(begin)
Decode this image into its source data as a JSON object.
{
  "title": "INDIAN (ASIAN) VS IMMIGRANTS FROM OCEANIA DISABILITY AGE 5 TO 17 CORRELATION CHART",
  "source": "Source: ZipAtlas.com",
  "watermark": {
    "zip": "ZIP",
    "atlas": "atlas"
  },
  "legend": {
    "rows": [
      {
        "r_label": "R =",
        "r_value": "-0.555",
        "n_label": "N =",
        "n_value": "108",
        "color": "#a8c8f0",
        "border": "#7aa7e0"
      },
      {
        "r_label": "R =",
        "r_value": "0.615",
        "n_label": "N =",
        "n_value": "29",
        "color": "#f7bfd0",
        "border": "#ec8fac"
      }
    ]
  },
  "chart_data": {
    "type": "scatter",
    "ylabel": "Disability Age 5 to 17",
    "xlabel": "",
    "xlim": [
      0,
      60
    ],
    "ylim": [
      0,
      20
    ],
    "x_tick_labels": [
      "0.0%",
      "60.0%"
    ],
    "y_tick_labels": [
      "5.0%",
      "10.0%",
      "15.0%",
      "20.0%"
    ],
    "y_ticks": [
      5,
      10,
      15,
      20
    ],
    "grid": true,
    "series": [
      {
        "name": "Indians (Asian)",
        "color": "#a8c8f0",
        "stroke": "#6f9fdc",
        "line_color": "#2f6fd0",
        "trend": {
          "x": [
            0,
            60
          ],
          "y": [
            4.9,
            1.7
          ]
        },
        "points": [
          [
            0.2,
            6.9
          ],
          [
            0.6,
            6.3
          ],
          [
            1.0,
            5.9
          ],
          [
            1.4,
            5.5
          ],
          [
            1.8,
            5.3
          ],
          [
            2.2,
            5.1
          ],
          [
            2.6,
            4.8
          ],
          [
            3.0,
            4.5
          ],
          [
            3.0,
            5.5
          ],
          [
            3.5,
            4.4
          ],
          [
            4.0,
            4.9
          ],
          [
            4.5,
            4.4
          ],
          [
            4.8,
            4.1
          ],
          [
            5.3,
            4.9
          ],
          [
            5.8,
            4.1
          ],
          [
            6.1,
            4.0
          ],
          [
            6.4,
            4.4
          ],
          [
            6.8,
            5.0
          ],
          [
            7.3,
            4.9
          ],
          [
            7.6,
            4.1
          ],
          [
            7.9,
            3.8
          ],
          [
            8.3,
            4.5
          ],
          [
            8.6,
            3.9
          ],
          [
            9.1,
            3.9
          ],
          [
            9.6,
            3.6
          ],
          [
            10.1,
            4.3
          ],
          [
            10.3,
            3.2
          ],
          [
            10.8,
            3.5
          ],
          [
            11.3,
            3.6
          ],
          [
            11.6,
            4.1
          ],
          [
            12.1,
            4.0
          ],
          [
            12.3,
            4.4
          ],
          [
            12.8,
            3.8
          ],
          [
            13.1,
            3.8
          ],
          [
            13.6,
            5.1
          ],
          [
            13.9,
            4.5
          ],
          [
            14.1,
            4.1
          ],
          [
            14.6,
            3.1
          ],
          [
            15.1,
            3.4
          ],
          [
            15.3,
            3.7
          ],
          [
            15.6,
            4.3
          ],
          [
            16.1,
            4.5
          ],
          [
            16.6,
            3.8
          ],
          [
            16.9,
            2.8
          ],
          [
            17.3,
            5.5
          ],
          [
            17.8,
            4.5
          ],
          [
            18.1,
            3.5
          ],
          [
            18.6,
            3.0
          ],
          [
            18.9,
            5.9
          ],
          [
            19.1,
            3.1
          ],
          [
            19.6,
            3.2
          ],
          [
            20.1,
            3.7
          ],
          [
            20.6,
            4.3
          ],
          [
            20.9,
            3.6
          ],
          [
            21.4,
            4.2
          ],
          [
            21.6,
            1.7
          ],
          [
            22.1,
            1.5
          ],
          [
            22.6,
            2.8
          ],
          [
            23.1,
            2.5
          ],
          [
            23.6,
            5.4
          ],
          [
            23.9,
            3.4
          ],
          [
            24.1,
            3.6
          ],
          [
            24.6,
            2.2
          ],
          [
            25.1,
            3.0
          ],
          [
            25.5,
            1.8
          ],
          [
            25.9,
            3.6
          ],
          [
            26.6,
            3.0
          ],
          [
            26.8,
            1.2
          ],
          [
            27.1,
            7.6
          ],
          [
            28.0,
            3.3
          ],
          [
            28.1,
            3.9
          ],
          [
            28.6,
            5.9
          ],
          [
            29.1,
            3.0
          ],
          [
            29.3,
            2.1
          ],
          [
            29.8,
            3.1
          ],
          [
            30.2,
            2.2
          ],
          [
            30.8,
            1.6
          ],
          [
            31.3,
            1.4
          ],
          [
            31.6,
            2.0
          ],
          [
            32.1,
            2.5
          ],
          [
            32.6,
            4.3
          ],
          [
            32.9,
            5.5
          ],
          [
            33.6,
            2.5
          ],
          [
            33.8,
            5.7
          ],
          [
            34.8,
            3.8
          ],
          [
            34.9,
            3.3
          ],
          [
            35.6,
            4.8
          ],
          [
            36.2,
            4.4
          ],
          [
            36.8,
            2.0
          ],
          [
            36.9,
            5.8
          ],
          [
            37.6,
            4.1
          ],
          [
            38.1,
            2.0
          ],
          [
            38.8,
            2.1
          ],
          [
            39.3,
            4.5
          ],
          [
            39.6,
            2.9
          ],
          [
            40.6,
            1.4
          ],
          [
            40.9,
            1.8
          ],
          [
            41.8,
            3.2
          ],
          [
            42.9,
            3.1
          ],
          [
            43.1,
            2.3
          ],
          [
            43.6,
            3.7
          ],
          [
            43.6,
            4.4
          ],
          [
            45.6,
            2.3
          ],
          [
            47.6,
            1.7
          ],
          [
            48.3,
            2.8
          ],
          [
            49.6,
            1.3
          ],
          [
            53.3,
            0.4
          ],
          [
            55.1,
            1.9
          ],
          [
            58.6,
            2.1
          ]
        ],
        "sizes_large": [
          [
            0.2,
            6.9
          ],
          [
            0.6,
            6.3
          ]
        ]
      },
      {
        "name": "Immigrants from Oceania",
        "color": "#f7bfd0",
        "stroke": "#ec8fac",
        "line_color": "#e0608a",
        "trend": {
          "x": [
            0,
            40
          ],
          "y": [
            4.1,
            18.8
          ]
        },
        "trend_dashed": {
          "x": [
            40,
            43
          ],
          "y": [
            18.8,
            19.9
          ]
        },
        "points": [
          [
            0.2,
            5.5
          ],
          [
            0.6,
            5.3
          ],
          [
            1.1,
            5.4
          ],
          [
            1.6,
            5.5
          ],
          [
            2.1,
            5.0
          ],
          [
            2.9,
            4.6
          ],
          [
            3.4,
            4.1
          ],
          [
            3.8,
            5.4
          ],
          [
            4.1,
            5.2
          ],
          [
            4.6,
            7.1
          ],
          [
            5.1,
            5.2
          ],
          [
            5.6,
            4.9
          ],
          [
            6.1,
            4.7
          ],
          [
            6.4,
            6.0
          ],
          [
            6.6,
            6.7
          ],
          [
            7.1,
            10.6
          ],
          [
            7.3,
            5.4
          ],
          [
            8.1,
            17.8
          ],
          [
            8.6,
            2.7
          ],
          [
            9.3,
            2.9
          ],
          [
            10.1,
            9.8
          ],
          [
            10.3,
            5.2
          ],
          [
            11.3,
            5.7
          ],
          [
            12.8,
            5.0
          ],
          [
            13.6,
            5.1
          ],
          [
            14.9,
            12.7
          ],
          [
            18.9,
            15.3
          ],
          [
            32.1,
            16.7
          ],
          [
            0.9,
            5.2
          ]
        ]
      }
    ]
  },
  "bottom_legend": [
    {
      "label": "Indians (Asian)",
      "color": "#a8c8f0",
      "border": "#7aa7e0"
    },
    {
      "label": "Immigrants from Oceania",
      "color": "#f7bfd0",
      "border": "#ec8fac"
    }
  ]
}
(end)
• [THE PROBLEM]: Each line of the listing should be copied exactly.

• [THE SOLUTION]:
Decode this image into its source data as a JSON object.
{
  "title": "INDIAN (ASIAN) VS IMMIGRANTS FROM OCEANIA DISABILITY AGE 5 TO 17 CORRELATION CHART",
  "source": "Source: ZipAtlas.com",
  "watermark": {
    "zip": "ZIP",
    "atlas": "atlas"
  },
  "legend": {
    "rows": [
      {
        "r_label": "R =",
        "r_value": "-0.555",
        "n_label": "N =",
        "n_value": "108",
        "color": "#a8c8f0",
        "border": "#7aa7e0"
      },
      {
        "r_label": "R =",
        "r_value": "0.615",
        "n_label": "N =",
        "n_value": "29",
        "color": "#f7bfd0",
        "border": "#ec8fac"
      }
    ]
  },
  "chart_data": {
    "type": "scatter",
    "ylabel": "Disability Age 5 to 17",
    "xlabel": "",
    "xlim": [
      0,
      60
    ],
    "ylim": [
      0,
      20
    ],
    "x_tick_labels": [
      "0.0%",
      "60.0%"
    ],
    "y_tick_labels": [
      "5.0%",
      "10.0%",
      "15.0%",
      "20.0%"
    ],
    "y_ticks": [
      5,
      10,
      15,
      20
    ],
    "grid": true,
    "series": [
      {
        "name": "Indians (Asian)",
        "color": "#a8c8f0",
        "stroke": "#6f9fdc",
        "line_color": "#2f6fd0",
        "trend": {
          "x": [
            0,
            60
          ],
          "y": [
            4.9,
            1.7
          ]
        },
        "points": [
          [
            0.2,
            6.9
          ],
          [
            0.6,
            6.3
          ],
          [
            1.0,
            5.9
          ],
          [
            1.4,
            5.5
          ],
          [
            1.8,
            5.3
          ],
          [
            2.2,
            5.1
          ],
          [
            2.6,
            4.8
          ],
          [
            3.0,
            4.5
          ],
          [
            3.0,
            5.5
          ],
          [
            3.5,
            4.4
          ],
          [
            4.0,
            4.9
          ],
          [
            4.5,
            4.4
          ],
          [
            4.8,
            4.1
          ],
          [
            5.3,
            4.9
          ],
          [
            5.8,
            4.1
          ],
          [
            6.1,
            4.0
          ],
          [
            6.4,
            4.4
          ],
          [
            6.8,
            5.0
          ],
          [
            7.3,
            4.9
          ],
          [
            7.6,
            4.1
          ],
          [
            7.9,
            3.8
          ],
          [
            8.3,
            4.5
          ],
          [
            8.6,
            3.9
          ],
          [
            9.1,
            3.9
          ],
          [
            9.6,
            3.6
          ],
          [
            10.1,
            4.3
          ],
          [
            10.3,
            3.2
          ],
          [
            10.8,
            3.5
          ],
          [
            11.3,
            3.6
          ],
          [
            11.6,
            4.1
          ],
          [
            12.1,
            4.0
          ],
          [
            12.3,
            4.4
          ],
          [
            12.8,
            3.8
          ],
          [
            13.1,
            3.8
          ],
          [
            13.6,
            5.1
          ],
          [
            13.9,
            4.5
          ],
          [
            14.1,
            4.1
          ],
          [
            14.6,
            3.1
          ],
          [
            15.1,
            3.4
          ],
          [
            15.3,
            3.7
          ],
          [
            15.6,
            4.3
          ],
          [
            16.1,
            4.5
          ],
          [
            16.6,
            3.8
          ],
          [
            16.9,
            2.8
          ],
          [
            17.3,
            5.5
          ],
          [
            17.8,
            4.5
          ],
          [
            18.1,
            3.5
          ],
          [
            18.6,
            3.0
          ],
          [
            18.9,
            5.9
          ],
          [
            19.1,
            3.1
          ],
          [
            19.6,
            3.2
          ],
          [
            20.1,
            3.7
          ],
          [
            20.6,
            4.3
          ],
          [
            20.9,
            3.6
          ],
          [
            21.4,
            4.2
          ],
          [
            21.6,
            1.7
          ],
          [
            22.1,
            1.5
          ],
          [
            22.6,
            2.8
          ],
          [
            23.1,
            2.5
          ],
          [
            23.6,
            5.4
          ],
          [
            23.9,
            3.4
          ],
          [
            24.1,
            3.6
          ],
          [
            24.6,
            2.2
          ],
          [
            25.1,
            3.0
          ],
          [
            25.5,
            1.8
          ],
          [
            25.9,
            3.6
          ],
          [
            26.6,
            3.0
          ],
          [
            26.8,
            1.2
          ],
          [
            27.1,
            7.6
          ],
          [
            28.0,
            3.3
          ],
          [
            28.1,
            3.9
          ],
          [
            28.6,
            5.9
          ],
          [
            29.1,
            3.0
          ],
          [
            29.3,
            2.1
          ],
          [
            29.8,
            3.1
          ],
          [
            30.2,
            2.2
          ],
          [
            30.8,
            1.6
          ],
          [
            31.3,
            1.4
          ],
          [
            31.6,
            2.0
          ],
          [
            32.1,
            2.5
          ],
          [
            32.6,
            4.3
          ],
          [
            32.9,
            5.5
          ],
          [
            33.6,
            2.5
          ],
          [
            33.8,
            5.7
          ],
          [
            34.8,
            3.8
          ],
          [
            34.9,
            3.3
          ],
          [
            35.6,
            4.8
          ],
          [
            36.2,
            4.4
          ],
          [
            36.8,
            2.0
          ],
          [
            36.9,
            5.8
          ],
          [
            37.6,
            4.1
          ],
          [
            38.1,
            2.0
          ],
          [
            38.8,
            2.1
          ],
          [
            39.3,
            4.5
          ],
          [
            39.6,
            2.9
          ],
          [
            40.6,
            1.4
          ],
          [
            40.9,
            1.8
          ],
          [
            41.8,
            3.2
          ],
          [
            42.9,
            3.1
          ],
          [
            43.1,
            2.3
          ],
          [
            43.6,
            3.7
          ],
          [
            43.6,
            4.4
          ],
          [
            45.6,
            2.3
          ],
          [
            47.6,
            1.7
          ],
          [
            48.3,
            2.8
          ],
          [
            49.6,
            1.3
          ],
          [
            53.3,
            0.4
          ],
          [
            55.1,
            1.9
          ],
          [
            58.6,
            2.1
          ]
        ],
        "sizes_large": [
          [
            0.2,
            6.9
          ],
          [
            0.6,
            6.3
          ]
        ]
      },
      {
        "name": "Immigrants from Oceania",
        "color": "#f7bfd0",
        "stroke": "#ec8fac",
        "line_color": "#e0608a",
        "trend": {
          "x": [
            0,
            40
          ],
          "y": [
            4.1,
            18.8
          ]
        },
        "trend_dashed": {
          "x": [
            40,
            43
          ],
          "y": [
            18.8,
            19.9
          ]
        },
        "points": [
          [
            0.2,
            5.5
          ],
          [
            0.6,
            5.3
          ],
          [
            1.1,
            5.4
          ],
          [
            1.6,
            5.5
          ],
          [
            2.1,
            5.0
          ],
          [
            2.9,
            4.6
          ],
          [
            3.4,
            4.1
          ],
          [
            3.8,
            5.4
          ],
          [
            4.1,
            5.2
          ],
          [
            4.6,
            7.1
          ],
          [
            5.1,
            5.2
          ],
          [
            5.6,
            4.9
          ],
          [
            6.1,
            4.7
          ],
          [
            6.4,
            6.0
          ],
          [
            6.6,
            6.7
          ],
          [
            7.1,
            10.6
          ],
          [
            7.3,
            5.4
          ],
          [
            8.1,
            17.8
          ],
          [
            8.6,
            2.7
          ],
          [
            9.3,
            2.9
          ],
          [
            10.1,
            9.8
          ],
          [
            10.3,
            5.2
          ],
          [
            11.3,
            5.7
          ],
          [
            12.8,
            5.0
          ],
          [
            13.6,
            5.1
          ],
          [
            14.9,
            12.7
          ],
          [
            18.9,
            15.3
          ],
          [
            32.1,
            16.7
          ],
          [
            0.9,
            5.2
          ]
        ]
      }
    ]
  },
  "bottom_legend": [
    {
      "label": "Indians (Asian)",
      "color": "#a8c8f0",
      "border": "#7aa7e0"
    },
    {
      "label": "Immigrants from Oceania",
      "color": "#f7bfd0",
      "border": "#ec8fac"
    }
  ]
}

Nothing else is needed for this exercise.